▸ **Short problem**
Count how many lines below include the string "calificaciones", and give that number without anything else.

## start Excerpted records

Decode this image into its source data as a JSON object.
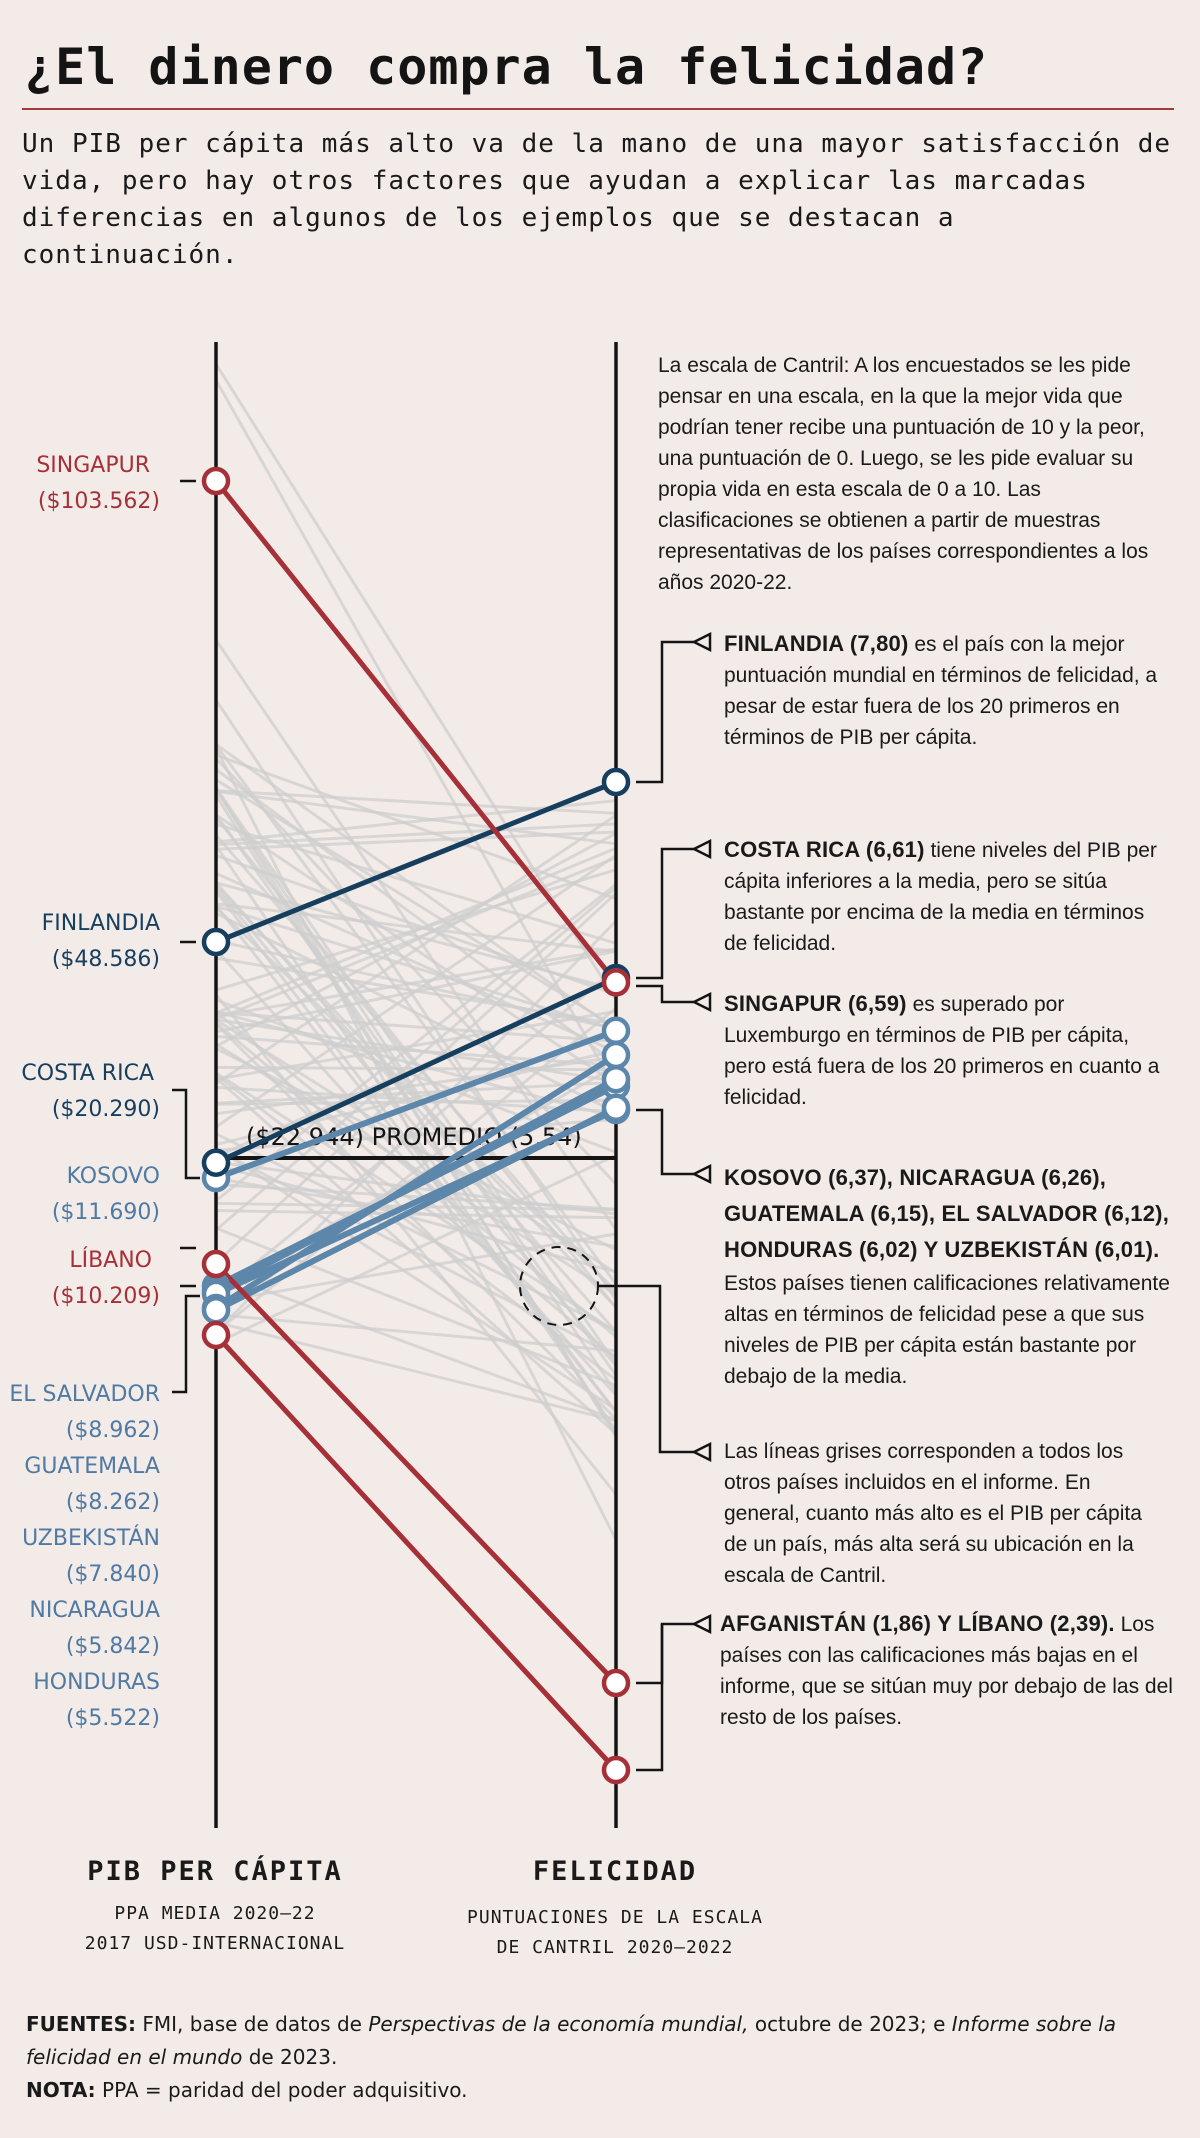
{
  "title": "¿El dinero compra la felicidad?",
  "subtitle": "Un PIB per cápita más alto va de la mano de una mayor satisfacción de vida, pero hay otros factores que ayudan a explicar las marcadas diferencias en algunos de los ejemplos que se destacan a continuación.",
  "colors": {
    "red": "#a63038",
    "dark_blue": "#163e5e",
    "light_blue": "#5d86ab",
    "gray": "#cfcfcf",
    "background": "#f3ebe8"
  },
  "axes": {
    "left": {
      "title": "PIB PER CÁPITA",
      "sub1": "PPA MEDIA 2020–22",
      "sub2": "2017 USD-INTERNACIONAL"
    },
    "right": {
      "title": "FELICIDAD",
      "sub1": "PUNTUACIONES DE LA ESCALA",
      "sub2": "DE CANTRIL 2020–2022"
    }
  },
  "average": {
    "label": "($22.944) PROMEDIO (5,54)",
    "gdp": 22944,
    "happiness": 5.54
  },
  "left_labels": {
    "singapur": {
      "name": "SINGAPUR",
      "value": "($103.562)"
    },
    "finlandia": {
      "name": "FINLANDIA",
      "value": "($48.586)"
    },
    "costa_rica": {
      "name": "COSTA RICA",
      "value": "($20.290)"
    },
    "kosovo": {
      "name": "KOSOVO",
      "value": "($11.690)"
    },
    "libano": {
      "name": "LÍBANO",
      "value": "($10.209)"
    },
    "el_salvador": {
      "name": "EL SALVADOR",
      "value": "($8.962)"
    },
    "guatemala": {
      "name": "GUATEMALA",
      "value": "($8.262)"
    },
    "uzbekistan": {
      "name": "UZBEKISTÁN",
      "value": "($7.840)"
    },
    "nicaragua": {
      "name": "NICARAGUA",
      "value": "($5.842)"
    },
    "honduras": {
      "name": "HONDURAS",
      "value": "($5.522)"
    }
  },
  "notes": {
    "cantril": "La escala de Cantril: A los encuestados se les pide pensar en una escala, en la que la mejor vida que podrían tener recibe una puntuación de 10 y la peor, una puntuación de 0. Luego, se les pide evaluar su propia vida en esta escala de 0 a 10. Las clasificaciones se obtienen a partir de muestras representativas de los países correspondientes a los años 2020-22.",
    "finlandia_head": "FINLANDIA (7,80)",
    "finlandia_text": "es el país con la mejor puntuación mundial en términos de felicidad, a pesar de estar fuera de los 20 primeros en términos de PIB per cápita.",
    "costa_rica_head": "COSTA RICA (6,61)",
    "costa_rica_text": "tiene niveles del PIB per cápita inferiores a la media, pero se sitúa bastante por encima de la media en términos de felicidad.",
    "singapur_head": "SINGAPUR (6,59)",
    "singapur_text": "es superado por Luxemburgo en términos de PIB per cápita, pero está fuera de los 20 primeros en cuanto a felicidad.",
    "group_head": "KOSOVO (6,37), NICARAGUA (6,26), GUATEMALA (6,15), EL SALVADOR (6,12), HONDURAS (6,02) Y UZBEKISTÁN (6,01).",
    "group_text": "Estos países tienen calificaciones relativamente altas en términos de felicidad pese a que sus niveles de PIB per cápita están bastante por debajo de la media.",
    "gray_text": "Las líneas grises corresponden a todos los otros países incluidos en el informe. En general, cuanto más alto es el PIB per cápita de un país, más alta será su ubicación en la escala de Cantril.",
    "low_head": "AFGANISTÁN (1,86) Y LÍBANO (2,39).",
    "low_text": "Los países con las calificaciones más bajas en el informe, que se sitúan muy por debajo de las del resto de los países."
  },
  "sources": {
    "label": "FUENTES:",
    "text_a": "FMI, base de datos de",
    "italic_a": "Perspectivas de la economía mundial,",
    "text_b": "octubre de 2023; e",
    "italic_b": "Informe sobre la felicidad en el mundo",
    "text_c": "de 2023.",
    "note_label": "NOTA:",
    "note_text": "PPA = paridad del poder adquisitivo."
  },
  "chart_data": {
    "type": "slope",
    "left_axis": "PIB per cápita (PPA, USD-internacional 2017)",
    "right_axis": "Felicidad (escala de Cantril)",
    "highlighted": [
      {
        "name": "Singapur",
        "gdp": 103562,
        "happiness": 6.59,
        "color": "red"
      },
      {
        "name": "Finlandia",
        "gdp": 48586,
        "happiness": 7.8,
        "color": "dark_blue"
      },
      {
        "name": "Costa Rica",
        "gdp": 20290,
        "happiness": 6.61,
        "color": "dark_blue"
      },
      {
        "name": "Kosovo",
        "gdp": 11690,
        "happiness": 6.37,
        "color": "light_blue"
      },
      {
        "name": "Líbano",
        "gdp": 10209,
        "happiness": 2.39,
        "color": "red"
      },
      {
        "name": "El Salvador",
        "gdp": 8962,
        "happiness": 6.12,
        "color": "light_blue"
      },
      {
        "name": "Guatemala",
        "gdp": 8262,
        "happiness": 6.15,
        "color": "light_blue"
      },
      {
        "name": "Uzbekistán",
        "gdp": 7840,
        "happiness": 6.01,
        "color": "light_blue"
      },
      {
        "name": "Nicaragua",
        "gdp": 5842,
        "happiness": 6.26,
        "color": "light_blue"
      },
      {
        "name": "Honduras",
        "gdp": 5522,
        "happiness": 6.02,
        "color": "light_blue"
      },
      {
        "name": "Afganistán",
        "gdp": 2000,
        "happiness": 1.86,
        "color": "red"
      }
    ],
    "average": {
      "gdp": 22944,
      "happiness": 5.54
    }
  }
}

## end Excerpted records

▸ **The output**
2